◆ OBJECTIF: Reprenez tout ce qui va de « Paul Biya, Président » jusqu'à « camerounaises et internationales. » dans l'article sur les associations LGBT camerounaises, en substituant « inviolable » à « sacrée ».

◆ EXTRAIT PRÉSENTÉ:
Publié le 27 décembre 2012
Les associations LGBT camerounaises écrivent au Chef de l’Etat. Dans une lettre ouverte envoyée au Président du Cameroun, elles ont condamné toutes les formes de discrimination fondée sur l’orientation sexuelle et l’identité de genre et ainsi que la criminalisation des relations sexuelles entre personnes de même sexe au Cameroun.

Paul Biya, Président du Cameroun. Dans un discours le 10 février 2006, il qualifiait lui-même la vie privée de « sacrée ». (Wikimedia Commons photo)
Paul Biya a été appelé à mettre fin au harcèlement des personnes lesbiennes, gaies, bisexuelles et trangenres (LGBTI) au Cameroun. Mais jusqu’à présent, il n’a toujours pas répondu aux différents appels des associations camerounaises et internationales.
Une douzaine d’associations camerounaises de défense des droits de l’Homme et de lutte contre le VIH/SIDA en collaboration avec d’autres organisations des droits de l’Homme ayant des sièges en dehors des frontières du Cameroun ont écrit en octobre dernier au Président de la République du Cameroun. Objet : pour attirer son « attention sur l’importante question d’une éventuelle prise de position effective, immédiate et concrète pour supprimer l’article 347 bis du code pénal criminalisant les rapports sexuels entre personnes de même sexe ».
Selon ces organisations, cet article est à l’origine de plusieurs cas actuels de violation de droits de l’Homme au Cameroun, peut-on lire dans le pamphlet, qui rappelle les différents engagements dont est tenu de respecter le gouvernement puisque le pays a ratifié différents traités et conventions. Pour ces associations, le Président de la République est tenu par le droit international et le droit coutumier « de protéger et de promouvoir les droits humains de tous les citoyens camerounais et de rendre compte à la communauté internationale des actions en cette matière ».

Une discussion du sida présenté par CAMFAIDS le 1 décembre, la journée mondiale de lutte contre le VIH/SIDA . (Photo par Eric Lembembe)
Human Rights Watch en partenariat avec des organisations LBGT camerounaises telles que Affirmative Action, Alternatives-Cameroun, Cameroonian Foundation for AIDS (CAMFAIDS), Evolve, et Humanity First Cameroon ont dénoncé à travers une soumission au Conseil des droits de l’homme de l’ONU les lacunes du Cameroun en matière de droits humains concernant son traitement des personnes lesbiennes, gaies, bisexuelles et transgenres ou soupçonnées de l’être. Dans ce rapport envoyé également en octobre dernier lors de l’Examen Périodique Universel (EPU), il est clairement dit que « les violations de droits humains ciblant les personnes lesbiennes, gays, bisexuels et transgenres (LGBT) au Cameroun vont au-delà de la menace de poursuites pénales.
Les violences policières contre les personnes LGBT sont omniprésentes, avec des cas avérés de brutalité policière qui équivalent à de la torture ». Au moins six personnes sont actuellement détenus pour homosexualité dans les geôles camerounaises, selon l’organisation CAMFAIDS. Les associations LBGT en appellent à leur libération immédiate.

◆ DONNÉES:

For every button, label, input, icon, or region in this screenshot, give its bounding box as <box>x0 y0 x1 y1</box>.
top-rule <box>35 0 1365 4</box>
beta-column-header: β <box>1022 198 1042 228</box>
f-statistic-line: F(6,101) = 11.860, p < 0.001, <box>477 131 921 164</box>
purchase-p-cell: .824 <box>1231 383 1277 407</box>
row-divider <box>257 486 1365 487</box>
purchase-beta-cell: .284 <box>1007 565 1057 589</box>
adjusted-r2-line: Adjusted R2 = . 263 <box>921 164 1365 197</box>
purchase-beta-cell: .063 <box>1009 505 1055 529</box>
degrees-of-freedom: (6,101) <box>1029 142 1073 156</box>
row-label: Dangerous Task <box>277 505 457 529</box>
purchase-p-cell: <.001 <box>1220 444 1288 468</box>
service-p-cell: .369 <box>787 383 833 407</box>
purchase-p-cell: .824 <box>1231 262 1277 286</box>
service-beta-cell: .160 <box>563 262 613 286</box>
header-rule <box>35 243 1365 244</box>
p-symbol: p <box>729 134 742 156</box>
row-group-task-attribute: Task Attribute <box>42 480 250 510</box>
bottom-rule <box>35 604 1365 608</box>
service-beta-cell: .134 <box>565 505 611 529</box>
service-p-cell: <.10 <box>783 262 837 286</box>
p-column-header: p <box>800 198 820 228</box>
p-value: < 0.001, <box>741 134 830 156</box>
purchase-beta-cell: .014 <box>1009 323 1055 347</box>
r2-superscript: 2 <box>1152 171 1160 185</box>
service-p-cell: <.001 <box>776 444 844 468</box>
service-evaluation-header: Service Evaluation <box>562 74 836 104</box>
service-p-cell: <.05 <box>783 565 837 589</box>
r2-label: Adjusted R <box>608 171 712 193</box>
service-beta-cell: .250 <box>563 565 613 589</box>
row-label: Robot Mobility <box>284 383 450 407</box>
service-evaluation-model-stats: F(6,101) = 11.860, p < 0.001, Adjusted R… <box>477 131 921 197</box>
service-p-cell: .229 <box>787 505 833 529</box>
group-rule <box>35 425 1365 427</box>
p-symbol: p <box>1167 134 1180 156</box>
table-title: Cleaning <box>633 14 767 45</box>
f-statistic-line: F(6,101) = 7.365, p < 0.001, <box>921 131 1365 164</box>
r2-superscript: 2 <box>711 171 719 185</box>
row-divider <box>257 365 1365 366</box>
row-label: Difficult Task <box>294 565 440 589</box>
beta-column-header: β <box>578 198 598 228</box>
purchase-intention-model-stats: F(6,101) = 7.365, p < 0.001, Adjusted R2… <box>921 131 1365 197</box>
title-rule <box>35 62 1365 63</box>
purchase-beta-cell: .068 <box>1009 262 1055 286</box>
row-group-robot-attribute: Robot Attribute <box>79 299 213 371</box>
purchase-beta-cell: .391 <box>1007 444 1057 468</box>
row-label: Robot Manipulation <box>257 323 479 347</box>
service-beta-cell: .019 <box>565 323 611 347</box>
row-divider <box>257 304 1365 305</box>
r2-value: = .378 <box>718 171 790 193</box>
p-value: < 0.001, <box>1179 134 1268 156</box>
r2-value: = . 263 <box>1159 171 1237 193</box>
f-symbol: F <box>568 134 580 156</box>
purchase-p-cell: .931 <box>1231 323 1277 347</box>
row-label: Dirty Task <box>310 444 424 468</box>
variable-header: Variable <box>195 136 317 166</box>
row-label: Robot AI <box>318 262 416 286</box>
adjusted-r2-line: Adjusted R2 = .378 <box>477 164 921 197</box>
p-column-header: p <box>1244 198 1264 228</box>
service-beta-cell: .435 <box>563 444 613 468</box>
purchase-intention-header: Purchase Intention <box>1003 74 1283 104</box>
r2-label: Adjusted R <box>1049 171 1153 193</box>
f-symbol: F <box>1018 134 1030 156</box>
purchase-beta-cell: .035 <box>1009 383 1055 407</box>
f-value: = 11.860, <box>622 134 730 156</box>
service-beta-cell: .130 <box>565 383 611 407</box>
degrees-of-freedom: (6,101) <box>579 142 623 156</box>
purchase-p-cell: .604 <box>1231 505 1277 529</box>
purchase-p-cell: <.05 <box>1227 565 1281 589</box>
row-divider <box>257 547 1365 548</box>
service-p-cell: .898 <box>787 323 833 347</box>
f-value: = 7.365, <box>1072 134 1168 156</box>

◆ RÉSULTAT:
Paul Biya, Président du Cameroun. Dans un discours le 10 février 2006, il qualifiait lui-même la vie privée de « inviolable ». (Wikimedia Commons photo)
Paul Biya a été appelé à mettre fin au harcèlement des personnes lesbiennes, gaies, bisexuelles et trangenres (LGBTI) au Cameroun. Mais jusqu’à présent, il n’a toujours pas répondu aux différents appels des associations camerounaises et internationales.